--- START Source records ---

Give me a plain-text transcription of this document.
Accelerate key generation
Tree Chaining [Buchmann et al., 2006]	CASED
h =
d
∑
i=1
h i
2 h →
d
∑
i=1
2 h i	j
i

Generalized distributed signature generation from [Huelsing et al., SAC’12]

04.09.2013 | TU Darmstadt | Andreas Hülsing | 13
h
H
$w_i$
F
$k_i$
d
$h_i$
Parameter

--- END Source records ---

### Work required
Pick out the lines containing the word "generation" and show them.

### Solution
Accelerate key generation
Generalized distributed signature generation from [Huelsing et al., SAC’12]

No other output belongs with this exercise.